* **Task statement**:
Take every line that has the string "issuing" and copy it out.
◆ ◆ ◆ ◆ ◆ ◆ ◆
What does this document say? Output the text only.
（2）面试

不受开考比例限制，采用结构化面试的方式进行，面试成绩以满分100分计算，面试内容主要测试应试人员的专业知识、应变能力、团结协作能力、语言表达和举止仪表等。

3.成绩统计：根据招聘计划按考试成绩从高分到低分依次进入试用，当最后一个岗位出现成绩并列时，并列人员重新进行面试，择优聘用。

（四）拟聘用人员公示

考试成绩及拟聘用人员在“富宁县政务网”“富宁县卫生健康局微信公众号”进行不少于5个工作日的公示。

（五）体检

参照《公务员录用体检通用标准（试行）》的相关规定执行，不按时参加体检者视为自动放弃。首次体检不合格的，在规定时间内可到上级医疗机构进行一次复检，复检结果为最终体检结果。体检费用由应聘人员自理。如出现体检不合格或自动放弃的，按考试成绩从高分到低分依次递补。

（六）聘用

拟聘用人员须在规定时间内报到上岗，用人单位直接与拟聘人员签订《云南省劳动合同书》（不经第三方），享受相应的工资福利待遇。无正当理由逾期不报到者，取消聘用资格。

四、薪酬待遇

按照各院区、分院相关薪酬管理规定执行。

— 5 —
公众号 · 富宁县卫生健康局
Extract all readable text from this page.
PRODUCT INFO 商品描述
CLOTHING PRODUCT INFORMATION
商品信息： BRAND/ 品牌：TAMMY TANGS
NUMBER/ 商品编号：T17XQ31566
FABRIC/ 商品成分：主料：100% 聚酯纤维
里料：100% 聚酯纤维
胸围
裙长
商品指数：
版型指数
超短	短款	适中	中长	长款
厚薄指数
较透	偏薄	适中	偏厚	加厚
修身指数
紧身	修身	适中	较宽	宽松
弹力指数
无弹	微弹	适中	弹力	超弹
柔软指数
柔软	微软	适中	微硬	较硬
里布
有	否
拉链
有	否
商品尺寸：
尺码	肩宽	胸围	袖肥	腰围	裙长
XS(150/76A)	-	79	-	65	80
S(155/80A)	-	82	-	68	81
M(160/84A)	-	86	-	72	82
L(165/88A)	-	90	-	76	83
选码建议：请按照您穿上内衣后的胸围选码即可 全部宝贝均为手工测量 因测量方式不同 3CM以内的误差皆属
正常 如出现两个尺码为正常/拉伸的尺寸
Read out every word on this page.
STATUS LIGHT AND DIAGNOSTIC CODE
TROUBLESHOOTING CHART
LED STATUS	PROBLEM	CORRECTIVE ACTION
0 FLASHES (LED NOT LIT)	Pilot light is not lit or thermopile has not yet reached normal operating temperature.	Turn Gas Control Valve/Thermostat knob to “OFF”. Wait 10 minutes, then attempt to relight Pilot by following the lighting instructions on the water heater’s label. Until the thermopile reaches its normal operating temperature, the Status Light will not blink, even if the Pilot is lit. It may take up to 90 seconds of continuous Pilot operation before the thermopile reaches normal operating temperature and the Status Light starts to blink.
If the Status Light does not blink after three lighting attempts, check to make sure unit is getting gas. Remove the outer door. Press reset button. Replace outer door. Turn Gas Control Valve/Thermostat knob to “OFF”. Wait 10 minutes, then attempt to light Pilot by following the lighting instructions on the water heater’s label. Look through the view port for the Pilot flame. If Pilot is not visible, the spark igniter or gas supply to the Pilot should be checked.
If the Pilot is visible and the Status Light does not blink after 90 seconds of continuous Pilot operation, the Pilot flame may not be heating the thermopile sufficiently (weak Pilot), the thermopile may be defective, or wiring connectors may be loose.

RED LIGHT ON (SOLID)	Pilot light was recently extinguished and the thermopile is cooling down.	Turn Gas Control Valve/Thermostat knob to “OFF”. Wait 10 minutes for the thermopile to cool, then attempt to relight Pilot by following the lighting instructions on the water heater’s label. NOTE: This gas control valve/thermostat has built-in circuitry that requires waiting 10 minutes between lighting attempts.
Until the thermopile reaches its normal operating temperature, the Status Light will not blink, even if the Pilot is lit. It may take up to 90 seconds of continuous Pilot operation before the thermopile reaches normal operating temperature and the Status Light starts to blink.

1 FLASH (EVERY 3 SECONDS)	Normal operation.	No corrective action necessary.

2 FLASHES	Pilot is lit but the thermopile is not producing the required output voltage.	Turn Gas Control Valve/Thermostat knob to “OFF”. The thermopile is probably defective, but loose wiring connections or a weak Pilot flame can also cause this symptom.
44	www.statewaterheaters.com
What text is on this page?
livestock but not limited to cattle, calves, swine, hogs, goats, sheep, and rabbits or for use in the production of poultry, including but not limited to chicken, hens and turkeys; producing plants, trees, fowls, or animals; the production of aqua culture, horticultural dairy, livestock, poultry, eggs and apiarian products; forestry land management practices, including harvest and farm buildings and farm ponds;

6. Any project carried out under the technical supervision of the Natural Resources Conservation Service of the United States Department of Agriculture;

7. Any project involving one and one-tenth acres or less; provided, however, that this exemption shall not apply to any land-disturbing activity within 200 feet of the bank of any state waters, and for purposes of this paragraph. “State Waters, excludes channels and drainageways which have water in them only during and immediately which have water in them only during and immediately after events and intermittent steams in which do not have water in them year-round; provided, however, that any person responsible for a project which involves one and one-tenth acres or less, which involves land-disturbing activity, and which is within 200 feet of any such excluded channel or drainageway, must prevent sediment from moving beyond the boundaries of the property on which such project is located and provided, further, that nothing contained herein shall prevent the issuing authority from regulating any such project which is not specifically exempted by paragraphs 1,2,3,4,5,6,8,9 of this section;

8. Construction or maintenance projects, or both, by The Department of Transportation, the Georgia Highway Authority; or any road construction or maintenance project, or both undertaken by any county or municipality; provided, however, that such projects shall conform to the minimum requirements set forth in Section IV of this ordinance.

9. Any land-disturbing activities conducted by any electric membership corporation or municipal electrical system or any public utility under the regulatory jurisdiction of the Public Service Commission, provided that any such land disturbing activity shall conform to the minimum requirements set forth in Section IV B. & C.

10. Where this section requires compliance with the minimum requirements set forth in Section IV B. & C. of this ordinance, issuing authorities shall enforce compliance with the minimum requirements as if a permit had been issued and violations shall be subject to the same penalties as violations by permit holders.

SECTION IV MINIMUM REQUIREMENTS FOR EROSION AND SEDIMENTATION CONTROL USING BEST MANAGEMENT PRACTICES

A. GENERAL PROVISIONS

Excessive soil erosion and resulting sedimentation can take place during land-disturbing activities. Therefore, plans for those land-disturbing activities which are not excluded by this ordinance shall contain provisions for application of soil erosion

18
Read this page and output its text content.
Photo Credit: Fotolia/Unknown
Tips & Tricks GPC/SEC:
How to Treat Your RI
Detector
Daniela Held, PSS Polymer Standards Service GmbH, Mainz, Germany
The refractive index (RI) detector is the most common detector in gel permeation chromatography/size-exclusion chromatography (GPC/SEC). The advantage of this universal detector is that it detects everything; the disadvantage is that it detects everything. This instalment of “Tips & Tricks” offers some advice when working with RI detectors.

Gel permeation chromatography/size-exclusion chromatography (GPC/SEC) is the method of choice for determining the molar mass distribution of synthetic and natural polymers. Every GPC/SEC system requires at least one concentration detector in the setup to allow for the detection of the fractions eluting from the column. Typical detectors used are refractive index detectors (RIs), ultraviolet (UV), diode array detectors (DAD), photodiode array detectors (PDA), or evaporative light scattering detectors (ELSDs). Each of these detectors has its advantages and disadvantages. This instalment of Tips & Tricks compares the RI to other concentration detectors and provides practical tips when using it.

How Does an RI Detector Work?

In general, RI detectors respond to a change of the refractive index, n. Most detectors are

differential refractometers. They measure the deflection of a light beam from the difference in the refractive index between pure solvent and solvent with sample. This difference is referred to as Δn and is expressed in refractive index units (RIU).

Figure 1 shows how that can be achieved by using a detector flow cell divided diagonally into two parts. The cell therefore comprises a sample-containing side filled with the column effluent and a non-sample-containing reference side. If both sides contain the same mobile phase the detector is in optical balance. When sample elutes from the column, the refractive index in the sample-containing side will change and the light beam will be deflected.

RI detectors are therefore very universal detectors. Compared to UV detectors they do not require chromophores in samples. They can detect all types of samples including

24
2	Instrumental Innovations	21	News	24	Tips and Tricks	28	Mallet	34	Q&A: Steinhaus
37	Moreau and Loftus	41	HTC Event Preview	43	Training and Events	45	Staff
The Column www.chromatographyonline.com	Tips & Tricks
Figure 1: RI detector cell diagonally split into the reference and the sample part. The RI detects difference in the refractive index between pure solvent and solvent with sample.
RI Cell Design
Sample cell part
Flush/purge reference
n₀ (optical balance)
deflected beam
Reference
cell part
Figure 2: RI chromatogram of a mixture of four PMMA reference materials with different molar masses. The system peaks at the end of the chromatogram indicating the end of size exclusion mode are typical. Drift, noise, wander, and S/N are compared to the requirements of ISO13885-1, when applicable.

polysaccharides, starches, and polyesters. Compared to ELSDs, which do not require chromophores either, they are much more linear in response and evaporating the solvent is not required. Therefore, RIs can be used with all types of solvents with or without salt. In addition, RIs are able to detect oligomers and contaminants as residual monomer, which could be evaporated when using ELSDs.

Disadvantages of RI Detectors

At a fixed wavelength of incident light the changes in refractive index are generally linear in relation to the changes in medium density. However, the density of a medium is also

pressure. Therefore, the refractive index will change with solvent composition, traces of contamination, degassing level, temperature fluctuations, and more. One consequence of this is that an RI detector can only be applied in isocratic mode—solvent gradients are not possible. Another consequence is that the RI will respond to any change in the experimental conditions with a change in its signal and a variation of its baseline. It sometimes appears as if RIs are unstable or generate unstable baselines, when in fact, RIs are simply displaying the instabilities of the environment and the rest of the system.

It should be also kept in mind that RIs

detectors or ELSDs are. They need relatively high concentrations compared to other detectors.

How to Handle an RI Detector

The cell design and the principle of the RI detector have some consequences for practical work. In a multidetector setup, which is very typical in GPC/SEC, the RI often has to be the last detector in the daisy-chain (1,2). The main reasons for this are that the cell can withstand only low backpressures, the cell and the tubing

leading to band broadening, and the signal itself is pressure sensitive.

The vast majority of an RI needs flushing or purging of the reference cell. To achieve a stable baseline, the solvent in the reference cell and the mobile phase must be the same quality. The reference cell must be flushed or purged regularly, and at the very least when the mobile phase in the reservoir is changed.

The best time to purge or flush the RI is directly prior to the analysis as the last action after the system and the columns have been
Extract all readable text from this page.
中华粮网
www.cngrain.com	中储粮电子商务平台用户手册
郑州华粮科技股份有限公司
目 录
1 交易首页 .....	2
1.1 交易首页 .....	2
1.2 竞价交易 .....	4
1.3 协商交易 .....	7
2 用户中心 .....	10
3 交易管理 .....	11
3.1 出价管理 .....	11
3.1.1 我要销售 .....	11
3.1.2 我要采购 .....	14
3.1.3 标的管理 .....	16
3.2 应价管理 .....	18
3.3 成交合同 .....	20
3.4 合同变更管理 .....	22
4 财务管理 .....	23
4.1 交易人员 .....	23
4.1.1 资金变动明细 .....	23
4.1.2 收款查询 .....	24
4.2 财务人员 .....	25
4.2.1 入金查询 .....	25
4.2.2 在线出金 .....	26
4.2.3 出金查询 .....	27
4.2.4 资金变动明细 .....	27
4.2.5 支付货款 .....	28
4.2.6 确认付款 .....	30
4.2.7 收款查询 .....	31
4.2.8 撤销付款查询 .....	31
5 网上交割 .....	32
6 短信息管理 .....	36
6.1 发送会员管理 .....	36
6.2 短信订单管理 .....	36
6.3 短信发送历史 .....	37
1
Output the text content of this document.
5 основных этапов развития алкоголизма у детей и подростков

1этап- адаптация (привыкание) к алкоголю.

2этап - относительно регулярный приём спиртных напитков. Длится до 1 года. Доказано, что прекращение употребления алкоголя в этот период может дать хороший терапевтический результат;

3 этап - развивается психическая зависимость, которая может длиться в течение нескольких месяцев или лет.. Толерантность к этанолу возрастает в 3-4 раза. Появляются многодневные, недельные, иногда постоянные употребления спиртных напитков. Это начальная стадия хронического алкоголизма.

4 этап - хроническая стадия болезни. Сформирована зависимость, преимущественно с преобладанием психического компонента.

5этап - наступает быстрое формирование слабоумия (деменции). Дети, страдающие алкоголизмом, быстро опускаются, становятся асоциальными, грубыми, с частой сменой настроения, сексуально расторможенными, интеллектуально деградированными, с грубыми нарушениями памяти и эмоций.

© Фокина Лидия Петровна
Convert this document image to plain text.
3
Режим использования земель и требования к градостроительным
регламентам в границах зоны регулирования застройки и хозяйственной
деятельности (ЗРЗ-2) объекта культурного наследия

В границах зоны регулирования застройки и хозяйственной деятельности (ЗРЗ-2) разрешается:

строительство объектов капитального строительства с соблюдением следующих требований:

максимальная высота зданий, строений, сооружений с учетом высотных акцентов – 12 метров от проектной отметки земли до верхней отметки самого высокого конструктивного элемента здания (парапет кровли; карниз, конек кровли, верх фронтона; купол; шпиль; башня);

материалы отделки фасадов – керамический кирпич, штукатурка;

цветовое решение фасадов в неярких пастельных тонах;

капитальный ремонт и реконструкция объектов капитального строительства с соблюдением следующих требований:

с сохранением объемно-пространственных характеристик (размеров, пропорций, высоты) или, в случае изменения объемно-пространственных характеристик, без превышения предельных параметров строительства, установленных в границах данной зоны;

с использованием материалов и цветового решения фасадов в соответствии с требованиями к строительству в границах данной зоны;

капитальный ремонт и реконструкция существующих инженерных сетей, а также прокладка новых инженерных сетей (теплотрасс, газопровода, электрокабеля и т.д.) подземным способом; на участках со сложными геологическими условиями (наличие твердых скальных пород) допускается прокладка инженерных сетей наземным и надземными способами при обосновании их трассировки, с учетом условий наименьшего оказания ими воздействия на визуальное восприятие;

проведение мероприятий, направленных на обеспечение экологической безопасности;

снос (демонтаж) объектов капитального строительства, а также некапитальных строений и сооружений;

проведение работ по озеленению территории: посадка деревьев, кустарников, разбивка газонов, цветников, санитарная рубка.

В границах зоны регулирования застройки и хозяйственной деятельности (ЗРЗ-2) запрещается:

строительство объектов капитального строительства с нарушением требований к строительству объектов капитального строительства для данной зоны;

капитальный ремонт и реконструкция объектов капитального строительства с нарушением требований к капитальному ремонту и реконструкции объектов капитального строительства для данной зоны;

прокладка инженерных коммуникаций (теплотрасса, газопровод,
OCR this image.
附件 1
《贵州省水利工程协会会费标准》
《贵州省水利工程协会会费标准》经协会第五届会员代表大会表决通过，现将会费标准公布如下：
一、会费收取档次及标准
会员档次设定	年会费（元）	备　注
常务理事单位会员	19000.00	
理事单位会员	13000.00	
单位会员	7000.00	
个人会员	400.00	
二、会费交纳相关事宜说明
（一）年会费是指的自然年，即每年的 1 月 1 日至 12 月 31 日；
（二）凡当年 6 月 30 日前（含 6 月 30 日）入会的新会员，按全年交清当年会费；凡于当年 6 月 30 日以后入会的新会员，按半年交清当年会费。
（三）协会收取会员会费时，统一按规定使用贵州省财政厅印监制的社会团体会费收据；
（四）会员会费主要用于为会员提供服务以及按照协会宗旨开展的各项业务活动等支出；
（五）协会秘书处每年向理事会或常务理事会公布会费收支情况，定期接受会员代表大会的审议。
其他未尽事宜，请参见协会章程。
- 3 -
◆ ◆ ◆ ◆ ◆ ◆ ◆
* **Response to the exercise**:
7. Any project involving one and one-tenth acres or less; provided, however, that this exemption shall not apply to any land-disturbing activity within 200 feet of the bank of any state waters, and for purposes of this paragraph. “State Waters, excludes channels and drainageways which have water in them only during and immediately which have water in them only during and immediately after events and intermittent steams in which do not have water in them year-round; provided, however, that any person responsible for a project which involves one and one-tenth acres or less, which involves land-disturbing activity, and which is within 200 feet of any such excluded channel or drainageway, must prevent sediment from moving beyond the boundaries of the property on which such project is located and provided, further, that nothing contained herein shall prevent the issuing authority from regulating any such project which is not specifically exempted by paragraphs 1,2,3,4,5,6,8,9 of this section;
10. Where this section requires compliance with the minimum requirements set forth in Section IV B. & C. of this ordinance, issuing authorities shall enforce compliance with the minimum requirements as if a permit had been issued and violations shall be subject to the same penalties as violations by permit holders.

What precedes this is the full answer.